• WHAT IS NEEDED
Transcribe the records below exactly as they appear, omitting any pictures.

━━━━━ SUPPLIED DATA ━━━━━

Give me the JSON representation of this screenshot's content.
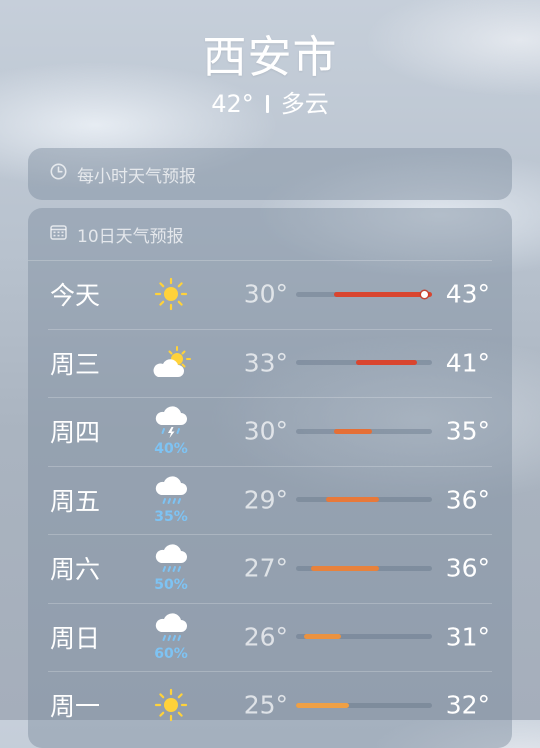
{
  "location": {
    "city": "西安市",
    "temperature": "42°",
    "condition": "多云"
  },
  "hourly": {
    "label": "每小时天气预报",
    "icon": "clock-icon"
  },
  "daily": {
    "label": "10日天气预报",
    "icon": "calendar-icon",
    "range_min": 25,
    "range_max": 43,
    "days": [
      {
        "day": "今天",
        "icon": "sun-icon",
        "low": "30°",
        "high": "43°",
        "low_val": 30,
        "high_val": 43,
        "precip": "",
        "current_val": 42,
        "bar_color": "#d9452f"
      },
      {
        "day": "周三",
        "icon": "partly-cloudy-icon",
        "low": "33°",
        "high": "41°",
        "low_val": 33,
        "high_val": 41,
        "precip": "",
        "bar_color": "#d9452f"
      },
      {
        "day": "周四",
        "icon": "thunderstorm-icon",
        "low": "30°",
        "high": "35°",
        "low_val": 30,
        "high_val": 35,
        "precip": "40%",
        "bar_color": "#e56f36"
      },
      {
        "day": "周五",
        "icon": "rain-icon",
        "low": "29°",
        "high": "36°",
        "low_val": 29,
        "high_val": 36,
        "precip": "35%",
        "bar_color": "#e8793a"
      },
      {
        "day": "周六",
        "icon": "rain-icon",
        "low": "27°",
        "high": "36°",
        "low_val": 27,
        "high_val": 36,
        "precip": "50%",
        "bar_color": "#e8823c"
      },
      {
        "day": "周日",
        "icon": "rain-icon",
        "low": "26°",
        "high": "31°",
        "low_val": 26,
        "high_val": 31,
        "precip": "60%",
        "bar_color": "#eb9240"
      },
      {
        "day": "周一",
        "icon": "sun-icon",
        "low": "25°",
        "high": "32°",
        "low_val": 25,
        "high_val": 32,
        "precip": "",
        "bar_color": "#efa045"
      }
    ]
  },
  "colors": {
    "precip_text": "#7ec3f3",
    "sun": "#ffd23a"
  }
}
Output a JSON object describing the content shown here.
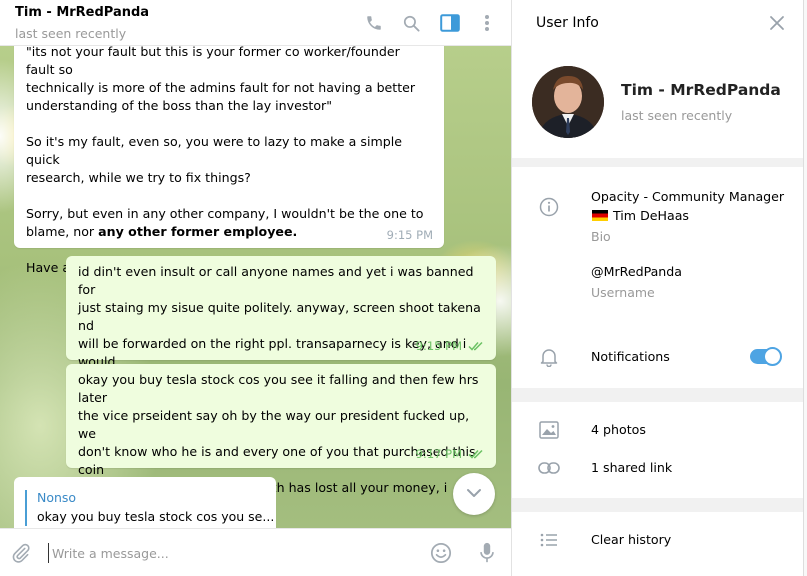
{
  "chat": {
    "title": "Tim - MrRedPanda",
    "status": "last seen recently",
    "messages": [
      {
        "text": "\"its not your fault but this is your former co worker/founder fault so\ntechnically is more of the admins fault for not having a better\nunderstanding of the boss than the lay investor\"\n\nSo it's my fault, even so, you were to lazy to make a simple quick\nresearch, while we try to fix things?\n\nSorry, but even in any other company, I wouldn't be the one to\nblame, nor ",
        "bold": "any other former employee.",
        "text_after": "\n\nHave a nice day, sir.",
        "time": "9:15 PM"
      },
      {
        "text": "id din't even insult or call anyone names and yet i was banned for\njust staing my sisue quite politely. anyway, screen shoot takena nd\nwill be forwarded on the right ppl. transaparnecy is key, and i would\nunderstand a ban if i was been insulting but i just stating my\nopinnion politely is not allowed.",
        "time": "9:15 PM"
      },
      {
        "text": "okay you buy tesla stock cos you see it falling and then few hrs later\nthe vice prseident say oh by the way our president fucked up, we\ndon't know who he is and every one of you that purchased this coin\nunder the value we dem it owrth has lost all your money, i guess\nnone of this tesla fault.",
        "time": "9:17 PM"
      }
    ],
    "reply": {
      "name": "Nonso",
      "text": "okay you buy tesla stock cos you se..."
    },
    "composer_placeholder": "Write a message..."
  },
  "info": {
    "title": "User Info",
    "name": "Tim - MrRedPanda",
    "status": "last seen recently",
    "bio_line1": "Opacity - Community Manager",
    "bio_line2": "Tim DeHaas",
    "bio_label": "Bio",
    "username": "@MrRedPanda",
    "username_label": "Username",
    "notifications_label": "Notifications",
    "notifications_on": true,
    "photos": "4 photos",
    "links": "1 shared link",
    "clear_history": "Clear history"
  },
  "colors": {
    "accent": "#4ea4e3",
    "out_bubble": "#effdde",
    "check": "#6cc264"
  }
}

━━━━━

• REPLY
Give me the JSON representation of this screenshot's content.
{
  "location": {
    "city": "西安市",
    "temperature": "42°",
    "condition": "多云"
  },
  "hourly": {
    "label": "每小时天气预报",
    "icon": "clock-icon"
  },
  "daily": {
    "label": "10日天气预报",
    "icon": "calendar-icon",
    "range_min": 25,
    "range_max": 43,
    "days": [
      {
        "day": "今天",
        "icon": "sun-icon",
        "low": "30°",
        "high": "43°",
        "low_val": 30,
        "high_val": 43,
        "precip": "",
        "current_val": 42,
        "bar_color": "#d9452f"
      },
      {
        "day": "周三",
        "icon": "partly-cloudy-icon",
        "low": "33°",
        "high": "41°",
        "low_val": 33,
        "high_val": 41,
        "precip": "",
        "bar_color": "#d9452f"
      },
      {
        "day": "周四",
        "icon": "thunderstorm-icon",
        "low": "30°",
        "high": "35°",
        "low_val": 30,
        "high_val": 35,
        "precip": "40%",
        "bar_color": "#e56f36"
      },
      {
        "day": "周五",
        "icon": "rain-icon",
        "low": "29°",
        "high": "36°",
        "low_val": 29,
        "high_val": 36,
        "precip": "35%",
        "bar_color": "#e8793a"
      },
      {
        "day": "周六",
        "icon": "rain-icon",
        "low": "27°",
        "high": "36°",
        "low_val": 27,
        "high_val": 36,
        "precip": "50%",
        "bar_color": "#e8823c"
      },
      {
        "day": "周日",
        "icon": "rain-icon",
        "low": "26°",
        "high": "31°",
        "low_val": 26,
        "high_val": 31,
        "precip": "60%",
        "bar_color": "#eb9240"
      },
      {
        "day": "周一",
        "icon": "sun-icon",
        "low": "25°",
        "high": "32°",
        "low_val": 25,
        "high_val": 32,
        "precip": "",
        "bar_color": "#efa045"
      }
    ]
  },
  "colors": {
    "precip_text": "#7ec3f3",
    "sun": "#ffd23a"
  }
}
Output a JSON object describing the content shown here.
{
  "chat": {
    "title": "Tim - MrRedPanda",
    "status": "last seen recently",
    "messages": [
      {
        "text": "\"its not your fault but this is your former co worker/founder fault so\ntechnically is more of the admins fault for not having a better\nunderstanding of the boss than the lay investor\"\n\nSo it's my fault, even so, you were to lazy to make a simple quick\nresearch, while we try to fix things?\n\nSorry, but even in any other company, I wouldn't be the one to\nblame, nor ",
        "bold": "any other former employee.",
        "text_after": "\n\nHave a nice day, sir.",
        "time": "9:15 PM"
      },
      {
        "text": "id din't even insult or call anyone names and yet i was banned for\njust staing my sisue quite politely. anyway, screen shoot takena nd\nwill be forwarded on the right ppl. transaparnecy is key, and i would\nunderstand a ban if i was been insulting but i just stating my\nopinnion politely is not allowed.",
        "time": "9:15 PM"
      },
      {
        "text": "okay you buy tesla stock cos you see it falling and then few hrs later\nthe vice prseident say oh by the way our president fucked up, we\ndon't know who he is and every one of you that purchased this coin\nunder the value we dem it owrth has lost all your money, i guess\nnone of this tesla fault.",
        "time": "9:17 PM"
      }
    ],
    "reply": {
      "name": "Nonso",
      "text": "okay you buy tesla stock cos you se..."
    },
    "composer_placeholder": "Write a message..."
  },
  "info": {
    "title": "User Info",
    "name": "Tim - MrRedPanda",
    "status": "last seen recently",
    "bio_line1": "Opacity - Community Manager",
    "bio_line2": "Tim DeHaas",
    "bio_label": "Bio",
    "username": "@MrRedPanda",
    "username_label": "Username",
    "notifications_label": "Notifications",
    "notifications_on": true,
    "photos": "4 photos",
    "links": "1 shared link",
    "clear_history": "Clear history"
  },
  "colors": {
    "accent": "#4ea4e3",
    "out_bubble": "#effdde",
    "check": "#6cc264"
  }
}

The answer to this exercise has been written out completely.